## Required task
Identify the lines that contain the word "ringtone", then copy them.

## Given data
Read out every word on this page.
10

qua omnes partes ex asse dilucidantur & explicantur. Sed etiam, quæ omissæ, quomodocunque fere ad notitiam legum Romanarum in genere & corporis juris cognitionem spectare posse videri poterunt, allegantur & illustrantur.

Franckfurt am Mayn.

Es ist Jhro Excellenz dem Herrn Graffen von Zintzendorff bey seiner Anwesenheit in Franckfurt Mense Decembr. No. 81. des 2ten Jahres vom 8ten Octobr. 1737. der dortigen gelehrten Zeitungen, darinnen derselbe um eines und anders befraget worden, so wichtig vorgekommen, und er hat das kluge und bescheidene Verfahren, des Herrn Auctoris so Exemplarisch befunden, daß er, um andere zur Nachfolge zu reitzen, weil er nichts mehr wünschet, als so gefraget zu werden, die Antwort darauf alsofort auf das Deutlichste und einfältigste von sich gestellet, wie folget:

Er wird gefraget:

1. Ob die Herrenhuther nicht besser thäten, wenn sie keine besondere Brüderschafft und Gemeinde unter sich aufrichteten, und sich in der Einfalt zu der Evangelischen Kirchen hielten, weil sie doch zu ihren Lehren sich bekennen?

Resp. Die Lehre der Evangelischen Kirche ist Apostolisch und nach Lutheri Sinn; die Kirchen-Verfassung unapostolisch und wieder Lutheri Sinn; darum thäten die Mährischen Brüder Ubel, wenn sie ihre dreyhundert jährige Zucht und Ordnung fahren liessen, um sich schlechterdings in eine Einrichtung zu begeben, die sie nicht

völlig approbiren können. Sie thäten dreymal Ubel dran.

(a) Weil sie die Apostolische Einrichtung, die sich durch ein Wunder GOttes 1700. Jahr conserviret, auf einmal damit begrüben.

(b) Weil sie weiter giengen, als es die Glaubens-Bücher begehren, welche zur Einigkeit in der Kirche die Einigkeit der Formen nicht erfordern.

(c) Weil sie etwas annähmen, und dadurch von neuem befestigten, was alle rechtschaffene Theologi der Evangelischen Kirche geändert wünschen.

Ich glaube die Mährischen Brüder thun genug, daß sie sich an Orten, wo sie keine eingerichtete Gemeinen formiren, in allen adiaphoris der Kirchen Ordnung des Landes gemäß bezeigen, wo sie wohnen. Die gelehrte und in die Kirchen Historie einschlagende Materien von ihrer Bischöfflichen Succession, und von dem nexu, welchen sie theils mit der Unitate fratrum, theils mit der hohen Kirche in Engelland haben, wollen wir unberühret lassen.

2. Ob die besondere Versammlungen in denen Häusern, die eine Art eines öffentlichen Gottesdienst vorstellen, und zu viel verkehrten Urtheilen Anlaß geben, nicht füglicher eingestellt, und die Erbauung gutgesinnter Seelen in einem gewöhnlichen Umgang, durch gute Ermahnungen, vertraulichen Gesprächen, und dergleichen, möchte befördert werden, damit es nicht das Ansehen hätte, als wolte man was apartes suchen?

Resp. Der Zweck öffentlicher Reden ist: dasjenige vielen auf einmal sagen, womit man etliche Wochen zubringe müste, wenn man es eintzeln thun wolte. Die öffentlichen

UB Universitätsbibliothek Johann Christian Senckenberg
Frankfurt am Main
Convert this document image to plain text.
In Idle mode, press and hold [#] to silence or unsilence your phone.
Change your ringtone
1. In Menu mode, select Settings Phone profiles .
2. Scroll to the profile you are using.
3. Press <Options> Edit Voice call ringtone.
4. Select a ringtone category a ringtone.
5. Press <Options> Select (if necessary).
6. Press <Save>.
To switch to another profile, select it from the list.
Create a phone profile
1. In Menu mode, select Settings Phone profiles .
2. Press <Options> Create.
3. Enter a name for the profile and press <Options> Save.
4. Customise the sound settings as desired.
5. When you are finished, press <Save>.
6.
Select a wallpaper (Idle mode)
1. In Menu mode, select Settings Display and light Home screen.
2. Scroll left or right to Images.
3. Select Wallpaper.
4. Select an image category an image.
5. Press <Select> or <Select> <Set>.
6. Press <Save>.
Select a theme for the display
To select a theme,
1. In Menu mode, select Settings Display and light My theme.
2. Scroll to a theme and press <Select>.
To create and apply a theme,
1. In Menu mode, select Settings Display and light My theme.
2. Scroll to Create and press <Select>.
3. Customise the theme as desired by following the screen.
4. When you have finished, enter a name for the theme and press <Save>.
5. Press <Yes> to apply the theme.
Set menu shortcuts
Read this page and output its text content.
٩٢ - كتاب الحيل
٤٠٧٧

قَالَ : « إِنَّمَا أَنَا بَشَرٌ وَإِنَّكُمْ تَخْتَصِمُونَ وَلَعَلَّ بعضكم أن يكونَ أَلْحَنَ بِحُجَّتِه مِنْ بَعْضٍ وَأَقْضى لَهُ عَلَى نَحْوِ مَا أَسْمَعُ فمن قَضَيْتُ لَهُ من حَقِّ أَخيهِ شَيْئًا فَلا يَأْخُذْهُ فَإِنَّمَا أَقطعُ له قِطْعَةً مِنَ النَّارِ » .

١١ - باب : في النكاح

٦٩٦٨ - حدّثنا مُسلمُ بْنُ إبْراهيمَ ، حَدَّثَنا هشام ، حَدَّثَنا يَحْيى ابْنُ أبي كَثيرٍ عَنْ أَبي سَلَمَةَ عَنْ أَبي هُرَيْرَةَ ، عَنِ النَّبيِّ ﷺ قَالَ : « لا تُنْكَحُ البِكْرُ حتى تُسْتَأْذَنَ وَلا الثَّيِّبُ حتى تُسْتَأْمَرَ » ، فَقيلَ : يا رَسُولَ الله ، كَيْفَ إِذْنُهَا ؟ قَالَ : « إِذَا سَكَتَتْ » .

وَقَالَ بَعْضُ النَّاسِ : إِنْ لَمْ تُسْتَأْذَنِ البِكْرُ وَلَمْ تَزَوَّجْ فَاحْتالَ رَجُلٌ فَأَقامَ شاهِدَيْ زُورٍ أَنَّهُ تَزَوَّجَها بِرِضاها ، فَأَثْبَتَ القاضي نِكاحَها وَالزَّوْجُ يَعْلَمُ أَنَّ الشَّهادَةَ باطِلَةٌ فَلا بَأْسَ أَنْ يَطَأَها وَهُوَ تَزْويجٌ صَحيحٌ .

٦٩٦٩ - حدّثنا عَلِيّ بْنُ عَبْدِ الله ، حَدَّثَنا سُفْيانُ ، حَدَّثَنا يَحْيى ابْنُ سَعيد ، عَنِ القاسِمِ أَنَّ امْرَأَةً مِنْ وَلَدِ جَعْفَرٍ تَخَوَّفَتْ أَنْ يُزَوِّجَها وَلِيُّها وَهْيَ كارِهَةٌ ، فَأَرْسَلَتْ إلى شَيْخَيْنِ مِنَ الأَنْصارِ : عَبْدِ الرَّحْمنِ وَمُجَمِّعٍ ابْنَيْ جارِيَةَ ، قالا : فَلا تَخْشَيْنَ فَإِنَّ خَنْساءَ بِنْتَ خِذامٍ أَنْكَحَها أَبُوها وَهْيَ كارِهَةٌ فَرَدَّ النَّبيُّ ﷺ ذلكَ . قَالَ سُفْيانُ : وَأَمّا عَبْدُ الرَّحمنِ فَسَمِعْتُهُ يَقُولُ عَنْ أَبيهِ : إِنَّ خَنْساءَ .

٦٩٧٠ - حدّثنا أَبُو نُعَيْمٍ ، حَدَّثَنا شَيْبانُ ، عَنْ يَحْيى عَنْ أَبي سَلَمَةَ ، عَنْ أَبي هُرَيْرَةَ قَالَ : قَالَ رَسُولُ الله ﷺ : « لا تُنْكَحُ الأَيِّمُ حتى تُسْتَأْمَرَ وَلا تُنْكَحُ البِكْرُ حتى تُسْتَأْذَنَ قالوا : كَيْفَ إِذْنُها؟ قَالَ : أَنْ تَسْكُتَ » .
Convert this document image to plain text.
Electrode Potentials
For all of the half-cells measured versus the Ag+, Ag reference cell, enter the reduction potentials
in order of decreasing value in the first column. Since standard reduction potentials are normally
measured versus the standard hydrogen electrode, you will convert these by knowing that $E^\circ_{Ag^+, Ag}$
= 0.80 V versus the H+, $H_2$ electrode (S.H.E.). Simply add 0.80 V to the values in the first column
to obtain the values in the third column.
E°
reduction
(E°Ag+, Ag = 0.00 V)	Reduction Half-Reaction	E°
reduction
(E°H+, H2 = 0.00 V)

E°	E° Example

## Output below
Change your ringtone
3. Press <Options> Edit Voice call ringtone.
4. Select a ringtone category a ringtone.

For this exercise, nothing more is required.